● **The request**
Your task is to quote the material that follows, in full and exactly.
## Start Data to use
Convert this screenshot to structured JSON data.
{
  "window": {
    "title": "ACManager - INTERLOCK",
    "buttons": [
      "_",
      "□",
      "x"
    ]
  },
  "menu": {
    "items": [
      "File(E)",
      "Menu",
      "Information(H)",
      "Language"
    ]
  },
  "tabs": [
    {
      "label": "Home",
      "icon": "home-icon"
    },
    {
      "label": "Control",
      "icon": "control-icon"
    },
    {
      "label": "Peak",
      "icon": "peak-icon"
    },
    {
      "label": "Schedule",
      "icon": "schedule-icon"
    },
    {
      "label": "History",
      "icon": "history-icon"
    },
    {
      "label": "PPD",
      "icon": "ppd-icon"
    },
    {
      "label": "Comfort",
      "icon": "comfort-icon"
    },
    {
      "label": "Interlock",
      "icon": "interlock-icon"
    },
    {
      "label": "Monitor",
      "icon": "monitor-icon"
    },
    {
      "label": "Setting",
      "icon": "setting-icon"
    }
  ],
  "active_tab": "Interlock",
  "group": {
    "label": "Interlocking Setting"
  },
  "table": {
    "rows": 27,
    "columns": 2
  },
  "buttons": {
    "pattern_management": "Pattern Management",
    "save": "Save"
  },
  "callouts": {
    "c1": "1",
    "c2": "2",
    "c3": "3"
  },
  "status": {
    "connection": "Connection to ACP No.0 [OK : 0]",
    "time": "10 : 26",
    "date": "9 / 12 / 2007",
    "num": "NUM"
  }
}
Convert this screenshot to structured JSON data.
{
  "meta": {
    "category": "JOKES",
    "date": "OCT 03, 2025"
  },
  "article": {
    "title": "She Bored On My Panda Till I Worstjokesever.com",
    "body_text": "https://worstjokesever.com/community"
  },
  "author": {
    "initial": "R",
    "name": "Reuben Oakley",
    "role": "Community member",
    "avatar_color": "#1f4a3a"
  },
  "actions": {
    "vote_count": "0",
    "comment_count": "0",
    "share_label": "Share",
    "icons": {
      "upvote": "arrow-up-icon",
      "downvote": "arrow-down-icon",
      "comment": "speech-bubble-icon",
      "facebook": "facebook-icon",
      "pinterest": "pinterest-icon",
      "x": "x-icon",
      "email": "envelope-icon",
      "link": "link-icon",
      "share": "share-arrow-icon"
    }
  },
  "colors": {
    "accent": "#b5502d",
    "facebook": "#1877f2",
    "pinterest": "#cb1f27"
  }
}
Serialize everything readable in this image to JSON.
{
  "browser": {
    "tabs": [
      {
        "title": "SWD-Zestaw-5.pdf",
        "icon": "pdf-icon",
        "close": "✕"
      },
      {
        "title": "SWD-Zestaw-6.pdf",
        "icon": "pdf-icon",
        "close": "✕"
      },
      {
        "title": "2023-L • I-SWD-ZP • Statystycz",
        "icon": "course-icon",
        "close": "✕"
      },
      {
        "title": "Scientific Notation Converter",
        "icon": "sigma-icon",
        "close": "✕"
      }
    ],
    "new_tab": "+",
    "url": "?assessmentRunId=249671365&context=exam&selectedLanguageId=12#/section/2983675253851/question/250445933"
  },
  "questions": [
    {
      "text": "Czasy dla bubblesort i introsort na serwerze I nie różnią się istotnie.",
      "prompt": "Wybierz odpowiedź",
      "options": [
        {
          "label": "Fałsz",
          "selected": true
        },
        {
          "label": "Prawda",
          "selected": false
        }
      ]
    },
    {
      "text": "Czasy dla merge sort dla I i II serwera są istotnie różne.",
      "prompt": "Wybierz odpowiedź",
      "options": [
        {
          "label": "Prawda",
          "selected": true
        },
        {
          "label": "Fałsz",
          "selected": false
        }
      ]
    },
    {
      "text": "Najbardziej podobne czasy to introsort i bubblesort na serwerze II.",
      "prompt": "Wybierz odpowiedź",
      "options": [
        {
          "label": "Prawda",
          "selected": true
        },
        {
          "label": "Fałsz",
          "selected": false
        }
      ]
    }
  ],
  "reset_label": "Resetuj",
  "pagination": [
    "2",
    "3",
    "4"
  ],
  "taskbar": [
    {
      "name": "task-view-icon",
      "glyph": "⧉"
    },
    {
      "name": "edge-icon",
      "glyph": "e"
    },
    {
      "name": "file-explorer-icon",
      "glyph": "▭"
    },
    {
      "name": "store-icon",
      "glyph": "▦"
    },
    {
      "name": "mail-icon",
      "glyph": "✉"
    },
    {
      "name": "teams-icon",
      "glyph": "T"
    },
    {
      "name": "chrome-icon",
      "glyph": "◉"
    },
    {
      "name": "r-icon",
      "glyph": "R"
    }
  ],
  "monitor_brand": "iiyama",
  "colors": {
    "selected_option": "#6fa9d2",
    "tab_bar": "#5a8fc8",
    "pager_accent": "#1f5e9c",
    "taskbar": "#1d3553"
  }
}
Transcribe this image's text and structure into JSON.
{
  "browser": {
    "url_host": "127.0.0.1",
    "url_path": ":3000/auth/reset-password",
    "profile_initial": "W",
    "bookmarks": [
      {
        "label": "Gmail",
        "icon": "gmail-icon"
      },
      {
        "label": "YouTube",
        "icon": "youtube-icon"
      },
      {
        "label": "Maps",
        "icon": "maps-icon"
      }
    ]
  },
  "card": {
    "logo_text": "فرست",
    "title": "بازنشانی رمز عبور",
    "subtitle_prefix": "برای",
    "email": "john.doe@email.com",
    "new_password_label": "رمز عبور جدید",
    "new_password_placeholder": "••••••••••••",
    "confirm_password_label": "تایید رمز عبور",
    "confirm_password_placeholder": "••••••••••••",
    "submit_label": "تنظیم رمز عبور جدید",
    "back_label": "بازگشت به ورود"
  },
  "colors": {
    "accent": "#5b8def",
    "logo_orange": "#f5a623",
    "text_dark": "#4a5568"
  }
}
## End Data to use
● **Finished answer**
Convert this screenshot to structured JSON data.
{
  "window": {
    "title": "ACManager - INTERLOCK",
    "buttons": [
      "_",
      "□",
      "x"
    ]
  },
  "menu": {
    "items": [
      "File(E)",
      "Menu",
      "Information(H)",
      "Language"
    ]
  },
  "tabs": [
    {
      "label": "Home",
      "icon": "home-icon"
    },
    {
      "label": "Control",
      "icon": "control-icon"
    },
    {
      "label": "Peak",
      "icon": "peak-icon"
    },
    {
      "label": "Schedule",
      "icon": "schedule-icon"
    },
    {
      "label": "History",
      "icon": "history-icon"
    },
    {
      "label": "PPD",
      "icon": "ppd-icon"
    },
    {
      "label": "Comfort",
      "icon": "comfort-icon"
    },
    {
      "label": "Interlock",
      "icon": "interlock-icon"
    },
    {
      "label": "Monitor",
      "icon": "monitor-icon"
    },
    {
      "label": "Setting",
      "icon": "setting-icon"
    }
  ],
  "active_tab": "Interlock",
  "group": {
    "label": "Interlocking Setting"
  },
  "table": {
    "rows": 27,
    "columns": 2
  },
  "buttons": {
    "pattern_management": "Pattern Management",
    "save": "Save"
  },
  "callouts": {
    "c1": "1",
    "c2": "2",
    "c3": "3"
  },
  "status": {
    "connection": "Connection to ACP No.0 [OK : 0]",
    "time": "10 : 26",
    "date": "9 / 12 / 2007",
    "num": "NUM"
  }
}
Convert this screenshot to structured JSON data.
{
  "meta": {
    "category": "JOKES",
    "date": "OCT 03, 2025"
  },
  "article": {
    "title": "She Bored On My Panda Till I Worstjokesever.com",
    "body_text": "https://worstjokesever.com/community"
  },
  "author": {
    "initial": "R",
    "name": "Reuben Oakley",
    "role": "Community member",
    "avatar_color": "#1f4a3a"
  },
  "actions": {
    "vote_count": "0",
    "comment_count": "0",
    "share_label": "Share",
    "icons": {
      "upvote": "arrow-up-icon",
      "downvote": "arrow-down-icon",
      "comment": "speech-bubble-icon",
      "facebook": "facebook-icon",
      "pinterest": "pinterest-icon",
      "x": "x-icon",
      "email": "envelope-icon",
      "link": "link-icon",
      "share": "share-arrow-icon"
    }
  },
  "colors": {
    "accent": "#b5502d",
    "facebook": "#1877f2",
    "pinterest": "#cb1f27"
  }
}
Serialize everything readable in this image to JSON.
{
  "browser": {
    "tabs": [
      {
        "title": "SWD-Zestaw-5.pdf",
        "icon": "pdf-icon",
        "close": "✕"
      },
      {
        "title": "SWD-Zestaw-6.pdf",
        "icon": "pdf-icon",
        "close": "✕"
      },
      {
        "title": "2023-L • I-SWD-ZP • Statystycz",
        "icon": "course-icon",
        "close": "✕"
      },
      {
        "title": "Scientific Notation Converter",
        "icon": "sigma-icon",
        "close": "✕"
      }
    ],
    "new_tab": "+",
    "url": "?assessmentRunId=249671365&context=exam&selectedLanguageId=12#/section/2983675253851/question/250445933"
  },
  "questions": [
    {
      "text": "Czasy dla bubblesort i introsort na serwerze I nie różnią się istotnie.",
      "prompt": "Wybierz odpowiedź",
      "options": [
        {
          "label": "Fałsz",
          "selected": true
        },
        {
          "label": "Prawda",
          "selected": false
        }
      ]
    },
    {
      "text": "Czasy dla merge sort dla I i II serwera są istotnie różne.",
      "prompt": "Wybierz odpowiedź",
      "options": [
        {
          "label": "Prawda",
          "selected": true
        },
        {
          "label": "Fałsz",
          "selected": false
        }
      ]
    },
    {
      "text": "Najbardziej podobne czasy to introsort i bubblesort na serwerze II.",
      "prompt": "Wybierz odpowiedź",
      "options": [
        {
          "label": "Prawda",
          "selected": true
        },
        {
          "label": "Fałsz",
          "selected": false
        }
      ]
    }
  ],
  "reset_label": "Resetuj",
  "pagination": [
    "2",
    "3",
    "4"
  ],
  "taskbar": [
    {
      "name": "task-view-icon",
      "glyph": "⧉"
    },
    {
      "name": "edge-icon",
      "glyph": "e"
    },
    {
      "name": "file-explorer-icon",
      "glyph": "▭"
    },
    {
      "name": "store-icon",
      "glyph": "▦"
    },
    {
      "name": "mail-icon",
      "glyph": "✉"
    },
    {
      "name": "teams-icon",
      "glyph": "T"
    },
    {
      "name": "chrome-icon",
      "glyph": "◉"
    },
    {
      "name": "r-icon",
      "glyph": "R"
    }
  ],
  "monitor_brand": "iiyama",
  "colors": {
    "selected_option": "#6fa9d2",
    "tab_bar": "#5a8fc8",
    "pager_accent": "#1f5e9c",
    "taskbar": "#1d3553"
  }
}
Transcribe this image's text and structure into JSON.
{
  "browser": {
    "url_host": "127.0.0.1",
    "url_path": ":3000/auth/reset-password",
    "profile_initial": "W",
    "bookmarks": [
      {
        "label": "Gmail",
        "icon": "gmail-icon"
      },
      {
        "label": "YouTube",
        "icon": "youtube-icon"
      },
      {
        "label": "Maps",
        "icon": "maps-icon"
      }
    ]
  },
  "card": {
    "logo_text": "فرست",
    "title": "بازنشانی رمز عبور",
    "subtitle_prefix": "برای",
    "email": "john.doe@email.com",
    "new_password_label": "رمز عبور جدید",
    "new_password_placeholder": "••••••••••••",
    "confirm_password_label": "تایید رمز عبور",
    "confirm_password_placeholder": "••••••••••••",
    "submit_label": "تنظیم رمز عبور جدید",
    "back_label": "بازگشت به ورود"
  },
  "colors": {
    "accent": "#5b8def",
    "logo_orange": "#f5a623",
    "text_dark": "#4a5568"
  }
}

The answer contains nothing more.